** START OF Page extract **
Review: "The Kingdom"

In a world where international terrorism, the war in Iraq, and control of Middle Eastern oil are topics at the forefront of world discussion, it's surprising that a film that deals with all of those issues would treat them so indifferently. Discussion and exploration of complex themes are not at the forefront of Peter Berg's The Kingdom. Action is. For a film that tries to be Syriana meets Black Hawk Down meets (as many other critics have pointed out) CSI, The Kingdom displays none of the insight of Syriana, the gutwrenching power of Black Hawk Down, or the gripping entertainment value of CSI.

Instead, the film opts to squander any potential it had to explore the grand international themes that were set up in the film's excellent title sequence, and descends into a rote, predicable shoot-em-up.

Jamie Foxx stars as Ronald Fleury, an FBI agent who leads a team of investigators (played by Jennifer Garner, Chris Cooper, and Jason Bateman) into Saudi Arabia against the government's wishes to investigate a terrorist bombing that killed two of their agents. Once there, they face an unfamiliar culture that becomes increasingly hostile as they get closer and closer to catching the terrorist mastermind who plotted the attack.
** END OF Page extract **
** START OF Given data **
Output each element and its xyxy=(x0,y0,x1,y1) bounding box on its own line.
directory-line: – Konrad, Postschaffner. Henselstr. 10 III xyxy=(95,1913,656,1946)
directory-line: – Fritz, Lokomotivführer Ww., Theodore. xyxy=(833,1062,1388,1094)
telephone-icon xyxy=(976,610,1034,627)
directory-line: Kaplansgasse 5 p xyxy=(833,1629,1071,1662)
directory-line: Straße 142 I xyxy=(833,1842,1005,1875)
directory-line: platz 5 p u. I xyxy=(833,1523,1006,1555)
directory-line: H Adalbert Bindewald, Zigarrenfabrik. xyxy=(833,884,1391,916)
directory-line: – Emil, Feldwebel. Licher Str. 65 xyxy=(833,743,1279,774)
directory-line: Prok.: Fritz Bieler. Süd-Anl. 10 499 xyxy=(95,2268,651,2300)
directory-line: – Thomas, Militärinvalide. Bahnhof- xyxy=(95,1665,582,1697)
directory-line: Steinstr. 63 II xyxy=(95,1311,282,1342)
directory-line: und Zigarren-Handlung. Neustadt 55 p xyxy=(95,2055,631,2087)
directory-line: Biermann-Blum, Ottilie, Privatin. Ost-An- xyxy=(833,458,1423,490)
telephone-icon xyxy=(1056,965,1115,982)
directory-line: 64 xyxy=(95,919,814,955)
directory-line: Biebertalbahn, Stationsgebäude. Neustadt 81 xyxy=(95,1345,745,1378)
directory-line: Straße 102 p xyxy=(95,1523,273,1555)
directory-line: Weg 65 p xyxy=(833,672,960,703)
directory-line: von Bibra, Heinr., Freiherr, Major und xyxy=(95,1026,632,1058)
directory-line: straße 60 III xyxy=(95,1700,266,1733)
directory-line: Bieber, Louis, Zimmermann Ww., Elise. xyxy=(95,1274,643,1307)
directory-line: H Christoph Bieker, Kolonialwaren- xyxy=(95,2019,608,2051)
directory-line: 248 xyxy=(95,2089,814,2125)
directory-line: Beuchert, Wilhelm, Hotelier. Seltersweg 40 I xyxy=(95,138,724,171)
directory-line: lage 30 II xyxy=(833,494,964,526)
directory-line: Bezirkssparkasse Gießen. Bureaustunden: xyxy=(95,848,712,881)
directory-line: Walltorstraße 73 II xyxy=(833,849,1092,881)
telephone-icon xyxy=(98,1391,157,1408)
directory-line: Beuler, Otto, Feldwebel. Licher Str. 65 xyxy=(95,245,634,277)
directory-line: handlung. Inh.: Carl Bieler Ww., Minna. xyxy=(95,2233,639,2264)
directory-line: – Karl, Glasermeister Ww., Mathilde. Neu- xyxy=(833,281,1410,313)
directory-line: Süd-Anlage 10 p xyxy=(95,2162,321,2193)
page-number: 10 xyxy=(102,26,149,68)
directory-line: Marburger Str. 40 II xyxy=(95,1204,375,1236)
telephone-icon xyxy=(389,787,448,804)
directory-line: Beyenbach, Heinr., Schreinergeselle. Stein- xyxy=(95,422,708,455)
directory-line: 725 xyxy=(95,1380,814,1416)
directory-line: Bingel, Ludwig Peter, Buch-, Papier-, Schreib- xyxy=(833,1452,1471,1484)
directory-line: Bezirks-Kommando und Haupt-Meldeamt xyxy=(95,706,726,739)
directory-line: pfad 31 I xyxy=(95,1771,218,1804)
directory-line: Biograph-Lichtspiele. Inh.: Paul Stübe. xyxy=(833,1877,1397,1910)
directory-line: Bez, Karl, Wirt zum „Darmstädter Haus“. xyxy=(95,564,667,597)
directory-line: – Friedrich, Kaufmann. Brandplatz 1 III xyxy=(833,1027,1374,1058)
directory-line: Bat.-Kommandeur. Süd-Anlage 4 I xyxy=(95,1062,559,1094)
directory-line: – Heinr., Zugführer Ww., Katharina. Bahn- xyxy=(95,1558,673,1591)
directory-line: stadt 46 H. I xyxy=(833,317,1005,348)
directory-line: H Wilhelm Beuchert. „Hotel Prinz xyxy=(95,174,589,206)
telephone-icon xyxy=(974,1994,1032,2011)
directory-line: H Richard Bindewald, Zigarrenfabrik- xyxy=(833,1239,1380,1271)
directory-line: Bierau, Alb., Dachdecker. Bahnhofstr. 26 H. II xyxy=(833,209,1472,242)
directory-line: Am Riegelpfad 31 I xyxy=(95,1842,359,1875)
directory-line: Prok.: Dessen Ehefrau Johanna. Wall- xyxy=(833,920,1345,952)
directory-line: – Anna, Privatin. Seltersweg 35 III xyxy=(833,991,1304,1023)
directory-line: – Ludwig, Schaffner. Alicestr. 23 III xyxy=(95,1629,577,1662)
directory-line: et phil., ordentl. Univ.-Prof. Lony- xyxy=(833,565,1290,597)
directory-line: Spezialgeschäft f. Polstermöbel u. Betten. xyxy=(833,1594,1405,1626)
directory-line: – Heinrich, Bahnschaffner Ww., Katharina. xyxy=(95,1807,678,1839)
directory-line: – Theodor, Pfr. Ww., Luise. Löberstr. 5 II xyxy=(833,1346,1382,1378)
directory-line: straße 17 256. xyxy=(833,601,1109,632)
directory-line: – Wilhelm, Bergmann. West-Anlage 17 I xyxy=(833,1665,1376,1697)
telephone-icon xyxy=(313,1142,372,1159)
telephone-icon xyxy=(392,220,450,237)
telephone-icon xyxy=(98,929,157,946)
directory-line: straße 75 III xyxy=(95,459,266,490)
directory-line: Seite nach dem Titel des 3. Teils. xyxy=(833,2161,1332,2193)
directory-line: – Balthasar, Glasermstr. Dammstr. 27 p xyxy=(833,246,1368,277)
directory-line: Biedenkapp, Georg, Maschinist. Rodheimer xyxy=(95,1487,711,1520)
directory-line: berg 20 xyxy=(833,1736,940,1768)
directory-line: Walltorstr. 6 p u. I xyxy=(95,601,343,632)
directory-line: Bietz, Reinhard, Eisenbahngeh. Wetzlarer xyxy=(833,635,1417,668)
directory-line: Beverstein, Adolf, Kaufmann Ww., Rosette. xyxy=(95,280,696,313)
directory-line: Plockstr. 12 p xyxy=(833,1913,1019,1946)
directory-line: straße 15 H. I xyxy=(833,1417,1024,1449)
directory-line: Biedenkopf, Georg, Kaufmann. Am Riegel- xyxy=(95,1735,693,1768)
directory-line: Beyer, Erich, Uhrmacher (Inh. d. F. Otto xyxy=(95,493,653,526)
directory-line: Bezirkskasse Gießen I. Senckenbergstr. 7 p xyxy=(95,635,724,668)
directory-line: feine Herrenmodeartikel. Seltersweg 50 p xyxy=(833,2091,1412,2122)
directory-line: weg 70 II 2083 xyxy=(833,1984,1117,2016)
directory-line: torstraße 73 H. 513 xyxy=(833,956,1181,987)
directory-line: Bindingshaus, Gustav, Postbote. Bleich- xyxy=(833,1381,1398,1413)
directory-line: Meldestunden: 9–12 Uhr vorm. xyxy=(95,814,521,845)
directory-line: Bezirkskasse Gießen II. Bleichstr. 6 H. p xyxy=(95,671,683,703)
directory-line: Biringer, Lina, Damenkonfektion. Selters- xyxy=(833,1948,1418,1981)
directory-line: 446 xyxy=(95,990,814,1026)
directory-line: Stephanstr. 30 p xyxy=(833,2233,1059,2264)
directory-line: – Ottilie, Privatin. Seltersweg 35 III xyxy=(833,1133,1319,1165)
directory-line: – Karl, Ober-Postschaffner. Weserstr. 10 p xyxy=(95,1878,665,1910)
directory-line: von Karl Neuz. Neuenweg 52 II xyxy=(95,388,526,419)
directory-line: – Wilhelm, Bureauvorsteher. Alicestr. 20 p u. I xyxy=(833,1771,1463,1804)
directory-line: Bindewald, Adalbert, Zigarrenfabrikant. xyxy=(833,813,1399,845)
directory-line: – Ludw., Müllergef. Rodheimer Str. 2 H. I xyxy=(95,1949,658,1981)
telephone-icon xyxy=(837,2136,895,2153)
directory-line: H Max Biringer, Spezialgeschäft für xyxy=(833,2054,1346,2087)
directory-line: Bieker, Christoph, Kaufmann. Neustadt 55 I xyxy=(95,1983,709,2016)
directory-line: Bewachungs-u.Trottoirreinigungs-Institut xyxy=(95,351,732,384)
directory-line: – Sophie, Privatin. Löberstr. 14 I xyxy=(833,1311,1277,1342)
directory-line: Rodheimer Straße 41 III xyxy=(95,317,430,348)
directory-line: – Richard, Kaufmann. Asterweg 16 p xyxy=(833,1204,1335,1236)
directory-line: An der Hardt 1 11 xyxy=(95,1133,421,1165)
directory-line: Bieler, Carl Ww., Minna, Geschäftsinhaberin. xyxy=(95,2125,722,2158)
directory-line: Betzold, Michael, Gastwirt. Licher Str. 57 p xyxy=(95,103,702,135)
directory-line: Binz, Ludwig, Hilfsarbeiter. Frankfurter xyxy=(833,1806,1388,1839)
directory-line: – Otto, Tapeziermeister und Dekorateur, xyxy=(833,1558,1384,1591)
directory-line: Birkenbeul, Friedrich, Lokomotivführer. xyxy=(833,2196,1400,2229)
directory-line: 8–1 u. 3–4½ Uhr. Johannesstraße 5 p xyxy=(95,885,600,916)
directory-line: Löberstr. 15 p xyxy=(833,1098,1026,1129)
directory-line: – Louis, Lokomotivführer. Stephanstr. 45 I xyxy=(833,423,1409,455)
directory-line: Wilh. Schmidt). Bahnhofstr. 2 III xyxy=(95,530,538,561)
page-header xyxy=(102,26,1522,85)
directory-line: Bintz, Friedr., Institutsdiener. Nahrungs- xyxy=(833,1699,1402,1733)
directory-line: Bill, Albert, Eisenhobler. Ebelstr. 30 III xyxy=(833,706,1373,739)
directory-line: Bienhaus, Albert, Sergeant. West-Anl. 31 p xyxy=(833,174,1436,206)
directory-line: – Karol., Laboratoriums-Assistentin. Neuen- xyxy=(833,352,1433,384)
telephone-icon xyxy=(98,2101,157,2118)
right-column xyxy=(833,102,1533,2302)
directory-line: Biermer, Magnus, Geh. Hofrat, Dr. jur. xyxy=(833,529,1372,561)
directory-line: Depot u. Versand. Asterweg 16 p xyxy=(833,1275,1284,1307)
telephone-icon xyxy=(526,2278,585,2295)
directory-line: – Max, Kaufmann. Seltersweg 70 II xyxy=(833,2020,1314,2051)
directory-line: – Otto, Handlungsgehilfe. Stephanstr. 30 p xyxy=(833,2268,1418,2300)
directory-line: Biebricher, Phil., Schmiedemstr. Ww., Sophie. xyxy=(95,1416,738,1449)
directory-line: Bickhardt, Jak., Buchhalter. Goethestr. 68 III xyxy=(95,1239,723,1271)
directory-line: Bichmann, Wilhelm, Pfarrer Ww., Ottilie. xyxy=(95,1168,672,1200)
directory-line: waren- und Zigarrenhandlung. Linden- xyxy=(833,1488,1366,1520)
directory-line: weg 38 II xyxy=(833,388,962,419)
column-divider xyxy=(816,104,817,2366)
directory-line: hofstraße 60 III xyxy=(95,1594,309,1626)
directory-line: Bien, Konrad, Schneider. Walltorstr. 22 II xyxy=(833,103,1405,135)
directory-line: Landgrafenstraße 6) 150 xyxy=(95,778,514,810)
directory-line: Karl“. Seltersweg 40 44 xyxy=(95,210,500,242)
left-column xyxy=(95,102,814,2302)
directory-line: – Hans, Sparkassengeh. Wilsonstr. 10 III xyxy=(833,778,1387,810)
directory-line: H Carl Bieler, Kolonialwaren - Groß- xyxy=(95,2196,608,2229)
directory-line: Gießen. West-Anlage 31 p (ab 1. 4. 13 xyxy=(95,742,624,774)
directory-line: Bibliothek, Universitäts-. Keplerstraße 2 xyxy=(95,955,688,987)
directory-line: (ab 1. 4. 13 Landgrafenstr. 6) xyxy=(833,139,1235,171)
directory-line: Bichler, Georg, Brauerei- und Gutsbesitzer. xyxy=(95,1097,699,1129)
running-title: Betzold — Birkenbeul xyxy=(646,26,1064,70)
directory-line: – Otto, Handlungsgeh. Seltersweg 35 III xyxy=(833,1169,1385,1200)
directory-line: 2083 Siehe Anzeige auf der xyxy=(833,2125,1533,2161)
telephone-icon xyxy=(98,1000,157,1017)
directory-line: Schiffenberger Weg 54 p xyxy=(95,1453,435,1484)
** END OF Given data **
▸ Requirements:
A – Please edit the listing from its first line through the line with "directory-line: – Fritz, Lokomotivführer", changing "Postschaffner" to "Briefträger" and leaving everything else as it is.
B – Resume the review of the film The Kingdom, picking up right after its last sentence.

▸ Written responses:
A –
Output each element and its xyxy=(x0,y0,x1,y1) bounding box on its own line.
directory-line: – Konrad, Briefträger. Henselstr. 10 III xyxy=(95,1913,656,1946)
directory-line: – Fritz, Lokomotivführer Ww., Theodore. xyxy=(833,1062,1388,1094)

B –
It's a plot that's just begging to be connected to foreign policy and the history of the region. But it isn't. Berg manages to whittle down years of turmoil and political unrest into hyperkinetic gun battles with faceless Muslim extremists.

Why are these people the way they are? Why are they trying to kill us? Are they crazy, or did we help make them this way? Berg never tells us, nor does he even attempt to even ask those questions.

"Why does it matter?" You may ask. "Not every movie has to have any deeper meaning."

That's true. But I believe that it is an artist's responsibility to interpret the world around them, to process it and make sense of it. There are much bigger things at work in the world of The Kingdom, but we never see any of it. It's what separates this film from something like Paul Haggis' In the Valley of Elah, a film that takes a single event and ties it in to current events with beautiful subtlety. With so much relevance to today's world, The Kingdom the film should resonate more than it does. But it doesn't.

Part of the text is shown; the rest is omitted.